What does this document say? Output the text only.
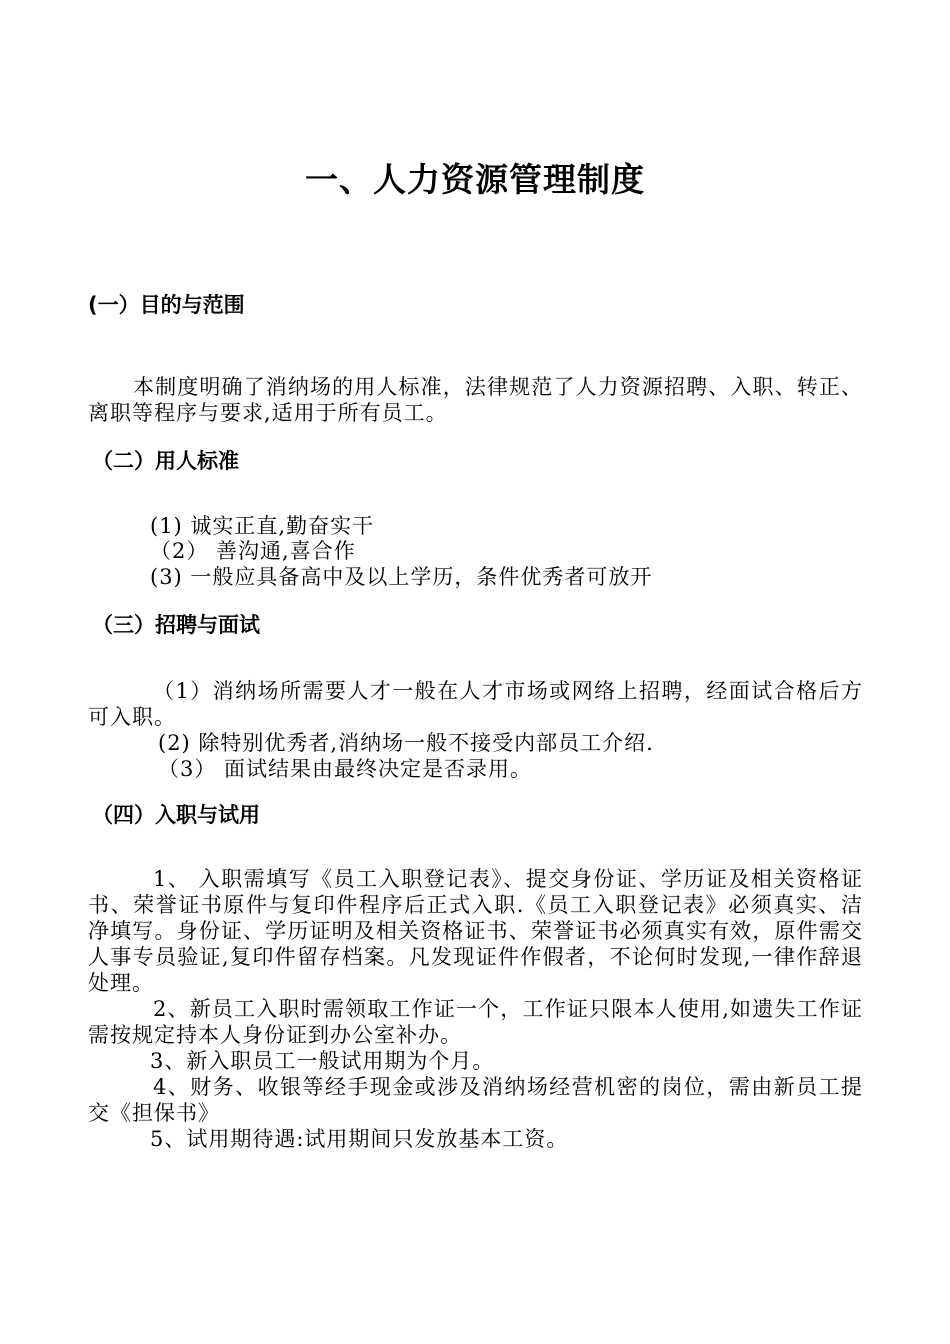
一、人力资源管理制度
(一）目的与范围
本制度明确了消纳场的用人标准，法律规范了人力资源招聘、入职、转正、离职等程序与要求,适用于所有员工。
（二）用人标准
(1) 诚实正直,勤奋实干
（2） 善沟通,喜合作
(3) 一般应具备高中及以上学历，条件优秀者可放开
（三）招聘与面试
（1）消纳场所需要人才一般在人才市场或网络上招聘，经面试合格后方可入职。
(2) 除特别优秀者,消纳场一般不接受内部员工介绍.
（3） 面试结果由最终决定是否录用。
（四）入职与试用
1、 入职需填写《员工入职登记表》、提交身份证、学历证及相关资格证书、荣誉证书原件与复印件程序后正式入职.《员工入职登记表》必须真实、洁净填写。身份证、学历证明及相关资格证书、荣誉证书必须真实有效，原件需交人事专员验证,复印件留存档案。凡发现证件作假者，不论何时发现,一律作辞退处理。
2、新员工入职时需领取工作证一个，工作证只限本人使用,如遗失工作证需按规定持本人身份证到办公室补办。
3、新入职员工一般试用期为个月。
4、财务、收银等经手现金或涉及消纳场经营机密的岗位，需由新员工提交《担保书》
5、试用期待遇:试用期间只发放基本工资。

= = =

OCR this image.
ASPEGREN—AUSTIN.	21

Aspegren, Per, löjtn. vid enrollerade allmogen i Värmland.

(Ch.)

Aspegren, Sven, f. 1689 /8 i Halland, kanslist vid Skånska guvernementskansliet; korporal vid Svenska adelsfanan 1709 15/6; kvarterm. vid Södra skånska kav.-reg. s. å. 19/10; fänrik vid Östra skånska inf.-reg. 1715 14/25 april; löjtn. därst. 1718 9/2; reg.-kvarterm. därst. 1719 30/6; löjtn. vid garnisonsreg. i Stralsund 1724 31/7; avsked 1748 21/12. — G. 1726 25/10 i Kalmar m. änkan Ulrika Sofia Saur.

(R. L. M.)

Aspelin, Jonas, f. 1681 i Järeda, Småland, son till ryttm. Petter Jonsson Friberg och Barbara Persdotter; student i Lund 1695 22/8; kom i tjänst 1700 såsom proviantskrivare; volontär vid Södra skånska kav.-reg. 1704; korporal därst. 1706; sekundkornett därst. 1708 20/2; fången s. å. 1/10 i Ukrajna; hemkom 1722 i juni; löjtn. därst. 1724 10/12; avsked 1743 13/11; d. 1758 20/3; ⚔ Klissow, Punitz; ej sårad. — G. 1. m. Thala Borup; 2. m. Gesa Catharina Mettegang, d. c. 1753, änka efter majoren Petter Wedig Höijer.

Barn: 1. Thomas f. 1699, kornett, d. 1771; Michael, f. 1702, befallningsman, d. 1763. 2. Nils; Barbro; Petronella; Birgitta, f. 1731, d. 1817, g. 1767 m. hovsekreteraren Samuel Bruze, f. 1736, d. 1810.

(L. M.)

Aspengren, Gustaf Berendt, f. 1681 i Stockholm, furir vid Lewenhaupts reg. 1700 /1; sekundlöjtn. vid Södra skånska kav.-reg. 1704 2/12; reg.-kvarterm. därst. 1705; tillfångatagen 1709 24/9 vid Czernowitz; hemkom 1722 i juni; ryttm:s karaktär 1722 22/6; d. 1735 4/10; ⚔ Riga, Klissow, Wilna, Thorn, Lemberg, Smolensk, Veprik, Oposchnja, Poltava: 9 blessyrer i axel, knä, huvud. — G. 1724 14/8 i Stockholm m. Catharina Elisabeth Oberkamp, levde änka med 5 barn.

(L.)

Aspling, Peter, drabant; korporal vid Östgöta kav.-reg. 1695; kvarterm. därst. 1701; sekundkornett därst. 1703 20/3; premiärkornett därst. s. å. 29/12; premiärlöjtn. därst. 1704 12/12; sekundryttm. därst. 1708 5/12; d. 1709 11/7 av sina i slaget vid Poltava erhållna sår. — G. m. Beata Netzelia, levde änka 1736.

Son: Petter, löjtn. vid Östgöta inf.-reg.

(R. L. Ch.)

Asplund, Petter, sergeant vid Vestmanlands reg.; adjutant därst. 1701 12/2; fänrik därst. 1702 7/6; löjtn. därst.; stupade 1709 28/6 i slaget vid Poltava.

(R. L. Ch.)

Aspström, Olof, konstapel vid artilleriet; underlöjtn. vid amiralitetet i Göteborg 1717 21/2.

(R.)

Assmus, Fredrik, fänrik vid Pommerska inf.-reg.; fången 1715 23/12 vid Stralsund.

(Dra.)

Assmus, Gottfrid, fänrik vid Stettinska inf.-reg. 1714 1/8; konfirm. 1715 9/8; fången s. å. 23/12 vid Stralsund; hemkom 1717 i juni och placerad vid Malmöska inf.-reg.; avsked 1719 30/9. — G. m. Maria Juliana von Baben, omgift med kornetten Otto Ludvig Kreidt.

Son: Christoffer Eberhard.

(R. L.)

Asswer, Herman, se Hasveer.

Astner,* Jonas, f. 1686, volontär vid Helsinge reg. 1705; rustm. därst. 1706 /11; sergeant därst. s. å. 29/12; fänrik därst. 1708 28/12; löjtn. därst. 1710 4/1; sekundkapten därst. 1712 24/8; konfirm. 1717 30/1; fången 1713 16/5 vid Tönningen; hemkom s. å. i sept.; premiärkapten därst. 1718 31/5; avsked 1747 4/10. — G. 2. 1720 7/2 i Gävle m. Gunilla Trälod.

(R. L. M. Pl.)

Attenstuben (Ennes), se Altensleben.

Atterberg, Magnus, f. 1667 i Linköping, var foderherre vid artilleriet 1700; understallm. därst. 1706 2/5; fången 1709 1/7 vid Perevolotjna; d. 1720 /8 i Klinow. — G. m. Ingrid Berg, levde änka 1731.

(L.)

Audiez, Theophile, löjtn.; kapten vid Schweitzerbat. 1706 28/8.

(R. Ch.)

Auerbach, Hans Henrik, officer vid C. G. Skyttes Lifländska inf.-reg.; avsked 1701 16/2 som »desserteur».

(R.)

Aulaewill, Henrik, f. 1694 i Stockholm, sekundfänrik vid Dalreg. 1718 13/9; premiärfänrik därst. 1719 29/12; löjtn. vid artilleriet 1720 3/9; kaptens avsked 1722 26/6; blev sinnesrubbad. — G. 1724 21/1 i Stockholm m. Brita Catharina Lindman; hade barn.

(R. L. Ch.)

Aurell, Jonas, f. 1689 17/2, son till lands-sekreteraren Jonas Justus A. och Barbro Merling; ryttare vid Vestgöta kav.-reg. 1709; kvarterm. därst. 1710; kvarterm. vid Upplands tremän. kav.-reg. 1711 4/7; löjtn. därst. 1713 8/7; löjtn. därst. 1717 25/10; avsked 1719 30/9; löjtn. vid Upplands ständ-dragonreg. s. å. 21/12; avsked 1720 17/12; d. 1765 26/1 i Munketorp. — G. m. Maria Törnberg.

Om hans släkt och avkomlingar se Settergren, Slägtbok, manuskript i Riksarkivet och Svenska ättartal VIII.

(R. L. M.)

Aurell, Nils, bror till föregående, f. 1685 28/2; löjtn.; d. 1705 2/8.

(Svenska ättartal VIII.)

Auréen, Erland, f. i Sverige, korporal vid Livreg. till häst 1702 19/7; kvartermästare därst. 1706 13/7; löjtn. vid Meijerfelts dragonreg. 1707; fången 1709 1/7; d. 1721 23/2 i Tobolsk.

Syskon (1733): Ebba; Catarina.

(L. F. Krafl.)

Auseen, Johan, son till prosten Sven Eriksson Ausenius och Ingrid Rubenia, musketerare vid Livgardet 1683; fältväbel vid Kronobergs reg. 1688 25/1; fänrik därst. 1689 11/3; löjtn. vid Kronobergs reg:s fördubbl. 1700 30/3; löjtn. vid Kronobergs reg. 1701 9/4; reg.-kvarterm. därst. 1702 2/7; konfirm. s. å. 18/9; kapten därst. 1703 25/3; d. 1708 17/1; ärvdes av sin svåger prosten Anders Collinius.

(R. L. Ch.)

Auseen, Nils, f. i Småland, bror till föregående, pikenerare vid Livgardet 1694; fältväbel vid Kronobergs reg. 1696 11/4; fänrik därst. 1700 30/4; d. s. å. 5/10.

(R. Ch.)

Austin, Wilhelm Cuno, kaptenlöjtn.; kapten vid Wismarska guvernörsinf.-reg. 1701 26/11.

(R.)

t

= = =

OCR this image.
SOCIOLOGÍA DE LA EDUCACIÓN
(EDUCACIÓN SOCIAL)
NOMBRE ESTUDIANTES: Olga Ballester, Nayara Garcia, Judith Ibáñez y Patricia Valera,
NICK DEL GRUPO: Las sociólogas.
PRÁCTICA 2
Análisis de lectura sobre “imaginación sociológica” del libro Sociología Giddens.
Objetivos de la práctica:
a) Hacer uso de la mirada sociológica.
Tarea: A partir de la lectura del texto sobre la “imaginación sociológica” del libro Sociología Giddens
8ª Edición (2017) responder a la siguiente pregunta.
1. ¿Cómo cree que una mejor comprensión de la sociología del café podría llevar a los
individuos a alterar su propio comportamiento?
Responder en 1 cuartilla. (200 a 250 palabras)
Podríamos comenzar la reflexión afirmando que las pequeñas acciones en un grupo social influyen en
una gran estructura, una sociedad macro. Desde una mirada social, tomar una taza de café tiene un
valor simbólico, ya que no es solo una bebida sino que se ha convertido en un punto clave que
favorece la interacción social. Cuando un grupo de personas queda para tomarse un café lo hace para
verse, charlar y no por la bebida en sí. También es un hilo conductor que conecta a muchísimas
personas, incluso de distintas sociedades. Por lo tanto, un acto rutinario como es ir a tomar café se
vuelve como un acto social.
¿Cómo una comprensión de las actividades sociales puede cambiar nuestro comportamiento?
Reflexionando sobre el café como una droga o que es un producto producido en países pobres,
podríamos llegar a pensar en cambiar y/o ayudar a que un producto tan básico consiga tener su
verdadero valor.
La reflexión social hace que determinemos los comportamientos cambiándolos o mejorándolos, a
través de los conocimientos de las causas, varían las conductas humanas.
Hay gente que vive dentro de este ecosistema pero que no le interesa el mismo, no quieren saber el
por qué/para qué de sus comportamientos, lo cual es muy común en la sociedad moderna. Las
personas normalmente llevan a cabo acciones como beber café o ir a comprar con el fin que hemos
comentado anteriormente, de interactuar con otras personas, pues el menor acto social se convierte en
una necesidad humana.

= = =

## Work to complete
Return all the lines that contain the string "Klissow".

## Exercise answer
Aspelin, Jonas, f. 1681 i Järeda, Småland, son till ryttm. Petter Jonsson Friberg och Barbara Persdotter; student i Lund 1695 22/8; kom i tjänst 1700 såsom proviantskrivare; volontär vid Södra skånska kav.-reg. 1704; korporal därst. 1706; sekundkornett därst. 1708 20/2; fången s. å. 1/10 i Ukrajna; hemkom 1722 i juni; löjtn. därst. 1724 10/12; avsked 1743 13/11; d. 1758 20/3; ⚔ Klissow, Punitz; ej sårad. — G. 1. m. Thala Borup; 2. m. Gesa Catharina Mettegang, d. c. 1753, änka efter majoren Petter Wedig Höijer.
Aspengren, Gustaf Berendt, f. 1681 i Stockholm, furir vid Lewenhaupts reg. 1700 /1; sekundlöjtn. vid Södra skånska kav.-reg. 1704 2/12; reg.-kvarterm. därst. 1705; tillfångatagen 1709 24/9 vid Czernowitz; hemkom 1722 i juni; ryttm:s karaktär 1722 22/6; d. 1735 4/10; ⚔ Riga, Klissow, Wilna, Thorn, Lemberg, Smolensk, Veprik, Oposchnja, Poltava: 9 blessyrer i axel, knä, huvud. — G. 1724 14/8 i Stockholm m. Catharina Elisabeth Oberkamp, levde änka med 5 barn.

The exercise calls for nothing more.